:: PROBLEM STATEMENT ::
Output every line of the material exactly, omitting images.

** Begin **

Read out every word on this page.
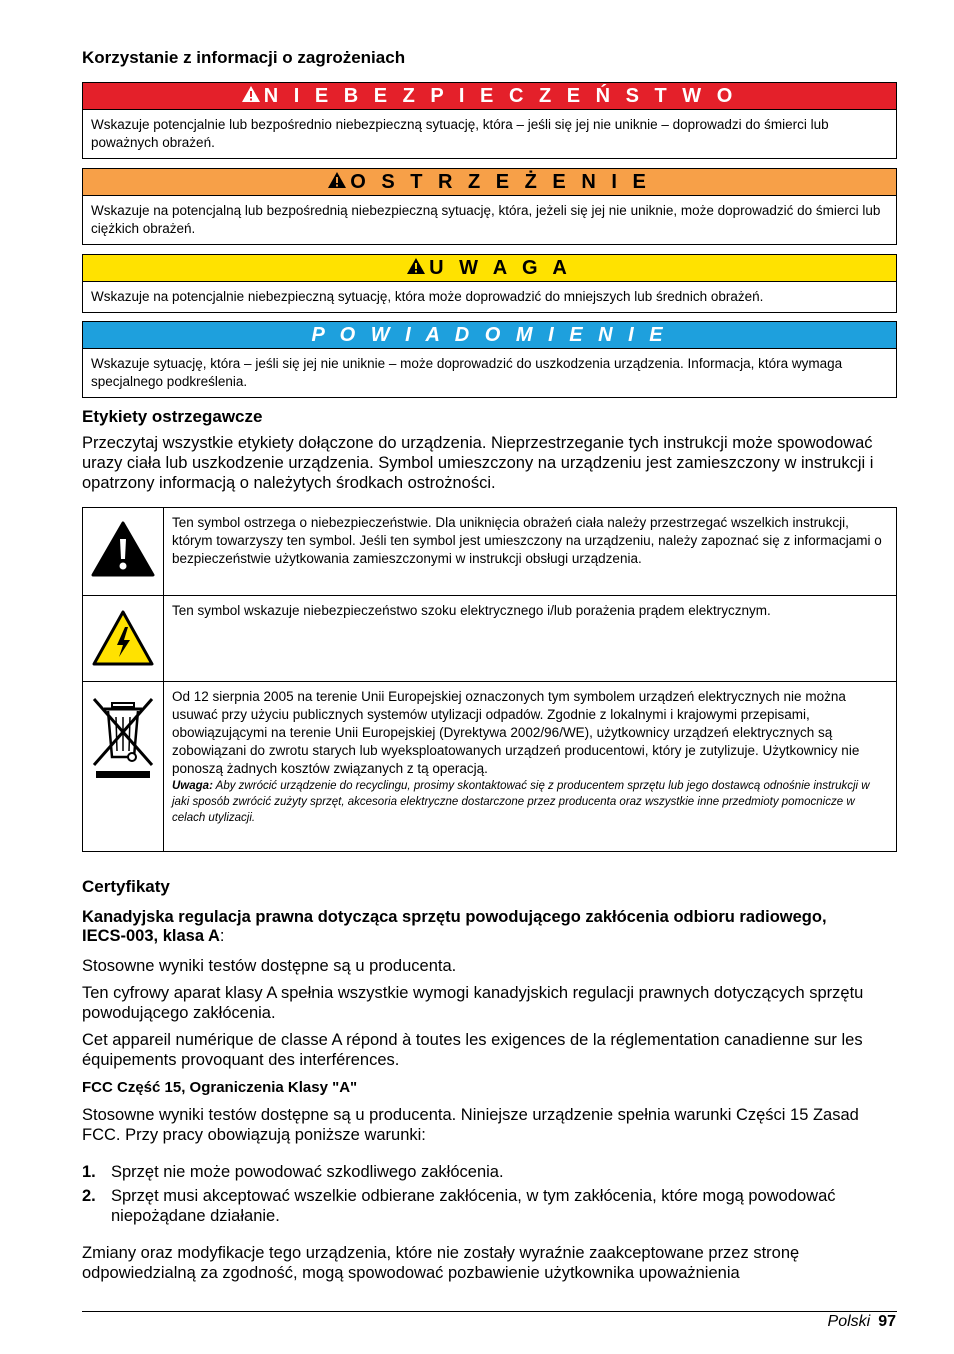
Korzystanie z informacji o zagrożeniach
N I E B E Z P I E C Z E Ń S T W O
Wskazuje potencjalnie lub bezpośrednio niebezpieczną sytuację, która – jeśli się jej nie uniknie – doprowadzi do śmierci lub poważnych obrażeń.
O S T R Z E Ż E N I E
Wskazuje na potencjalną lub bezpośrednią niebezpieczną sytuację, która, jeżeli się jej nie uniknie, może doprowadzić do śmierci lub ciężkich obrażeń.
U W A G A
Wskazuje na potencjalnie niebezpieczną sytuację, która może doprowadzić do mniejszych lub średnich obrażeń.
P O W I A D O M I E N I E
Wskazuje sytuację, która – jeśli się jej nie uniknie – może doprowadzić do uszkodzenia urządzenia. Informacja, która wymaga specjalnego podkreślenia.
Etykiety ostrzegawcze

Przeczytaj wszystkie etykiety dołączone do urządzenia. Nieprzestrzeganie tych instrukcji może spowodować urazy ciała lub uszkodzenie urządzenia. Symbol umieszczony na urządzeniu jest zamieszczony w instrukcji i opatrzony informacją o należytych środkach ostrożności.

	Ten symbol ostrzega o niebezpieczeństwie. Dla uniknięcia obrażeń ciała należy przestrzegać wszelkich instrukcji, którym towarzyszy ten symbol. Jeśli ten symbol jest umieszczony na urządzeniu, należy zapoznać się z informacjami o bezpieczeństwie użytkowania zamieszczonymi w instrukcji obsługi urządzenia.
	Ten symbol wskazuje niebezpieczeństwo szoku elektrycznego i/lub porażenia prądem elektrycznym.

Od 12 sierpnia 2005 na terenie Unii Europejskiej oznaczonych tym symbolem urządzeń elektrycznych nie można usuwać przy użyciu publicznych systemów utylizacji odpadów. Zgodnie z lokalnymi i krajowymi przepisami, obowiązującymi na terenie Unii Europejskiej (Dyrektywa 2002/96/WE), użytkownicy urządzeń elektrycznych są zobowiązani do zwrotu starych lub wyeksploatowanych urządzeń producentowi, który je zutylizuje. Użytkownicy nie ponoszą żadnych kosztów związanych z tą operacją.
Uwaga: Aby zwrócić urządzenie do recyclingu, prosimy skontaktować się z producentem sprzętu lub jego dostawcą odnośnie instrukcji w jaki sposób zwrócić zużyty sprzęt, akcesoria elektryczne dostarczone przez producenta oraz wszystkie inne przedmioty pomocnicze w celach utylizacji.
Certyfikaty

Kanadyjska regulacja prawna dotycząca sprzętu powodującego zakłócenia odbioru radiowego, IECS-003, klasa A:

Stosowne wyniki testów dostępne są u producenta.

Ten cyfrowy aparat klasy A spełnia wszystkie wymogi kanadyjskich regulacji prawnych dotyczących sprzętu powodującego zakłócenia.

Cet appareil numérique de classe A répond à toutes les exigences de la réglementation canadienne sur les équipements provoquant des interférences.

FCC Część 15, Ograniczenia Klasy "A"

Stosowne wyniki testów dostępne są u producenta. Niniejsze urządzenie spełnia warunki Części 15 Zasad FCC. Przy pracy obowiązują poniższe warunki:

1. Sprzęt nie może powodować szkodliwego zakłócenia.
2. Sprzęt musi akceptować wszelkie odbierane zakłócenia, w tym zakłócenia, które mogą powodować niepożądane działanie.

Zmiany oraz modyfikacje tego urządzenia, które nie zostały wyraźnie zaakceptowane przez stronę odpowiedzialną za zgodność, mogą spowodować pozbawienie użytkownika upoważnienia

Polski 97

** End **

:: SOLUTION TO THIS PROBLEM ::
Read out every word on this page.
Korzystanie z informacji o zagrożeniach
N I E B E Z P I E C Z E Ń S T W O
Wskazuje potencjalnie lub bezpośrednio niebezpieczną sytuację, która – jeśli się jej nie uniknie – doprowadzi do śmierci lub poważnych obrażeń.
O S T R Z E Ż E N I E
Wskazuje na potencjalną lub bezpośrednią niebezpieczną sytuację, która, jeżeli się jej nie uniknie, może doprowadzić do śmierci lub ciężkich obrażeń.
U W A G A
Wskazuje na potencjalnie niebezpieczną sytuację, która może doprowadzić do mniejszych lub średnich obrażeń.
P O W I A D O M I E N I E
Wskazuje sytuację, która – jeśli się jej nie uniknie – może doprowadzić do uszkodzenia urządzenia. Informacja, która wymaga specjalnego podkreślenia.
Etykiety ostrzegawcze

Przeczytaj wszystkie etykiety dołączone do urządzenia. Nieprzestrzeganie tych instrukcji może spowodować urazy ciała lub uszkodzenie urządzenia. Symbol umieszczony na urządzeniu jest zamieszczony w instrukcji i opatrzony informacją o należytych środkach ostrożności.

	Ten symbol ostrzega o niebezpieczeństwie. Dla uniknięcia obrażeń ciała należy przestrzegać wszelkich instrukcji, którym towarzyszy ten symbol. Jeśli ten symbol jest umieszczony na urządzeniu, należy zapoznać się z informacjami o bezpieczeństwie użytkowania zamieszczonymi w instrukcji obsługi urządzenia.
	Ten symbol wskazuje niebezpieczeństwo szoku elektrycznego i/lub porażenia prądem elektrycznym.

Od 12 sierpnia 2005 na terenie Unii Europejskiej oznaczonych tym symbolem urządzeń elektrycznych nie można usuwać przy użyciu publicznych systemów utylizacji odpadów. Zgodnie z lokalnymi i krajowymi przepisami, obowiązującymi na terenie Unii Europejskiej (Dyrektywa 2002/96/WE), użytkownicy urządzeń elektrycznych są zobowiązani do zwrotu starych lub wyeksploatowanych urządzeń producentowi, który je zutylizuje. Użytkownicy nie ponoszą żadnych kosztów związanych z tą operacją.
Uwaga: Aby zwrócić urządzenie do recyclingu, prosimy skontaktować się z producentem sprzętu lub jego dostawcą odnośnie instrukcji w jaki sposób zwrócić zużyty sprzęt, akcesoria elektryczne dostarczone przez producenta oraz wszystkie inne przedmioty pomocnicze w celach utylizacji.
Certyfikaty

Kanadyjska regulacja prawna dotycząca sprzętu powodującego zakłócenia odbioru radiowego, IECS-003, klasa A:

Stosowne wyniki testów dostępne są u producenta.

Ten cyfrowy aparat klasy A spełnia wszystkie wymogi kanadyjskich regulacji prawnych dotyczących sprzętu powodującego zakłócenia.

Cet appareil numérique de classe A répond à toutes les exigences de la réglementation canadienne sur les équipements provoquant des interférences.

FCC Część 15, Ograniczenia Klasy "A"

Stosowne wyniki testów dostępne są u producenta. Niniejsze urządzenie spełnia warunki Części 15 Zasad FCC. Przy pracy obowiązują poniższe warunki:

1. Sprzęt nie może powodować szkodliwego zakłócenia.
2. Sprzęt musi akceptować wszelkie odbierane zakłócenia, w tym zakłócenia, które mogą powodować niepożądane działanie.

Zmiany oraz modyfikacje tego urządzenia, które nie zostały wyraźnie zaakceptowane przez stronę odpowiedzialną za zgodność, mogą spowodować pozbawienie użytkownika upoważnienia

Polski 97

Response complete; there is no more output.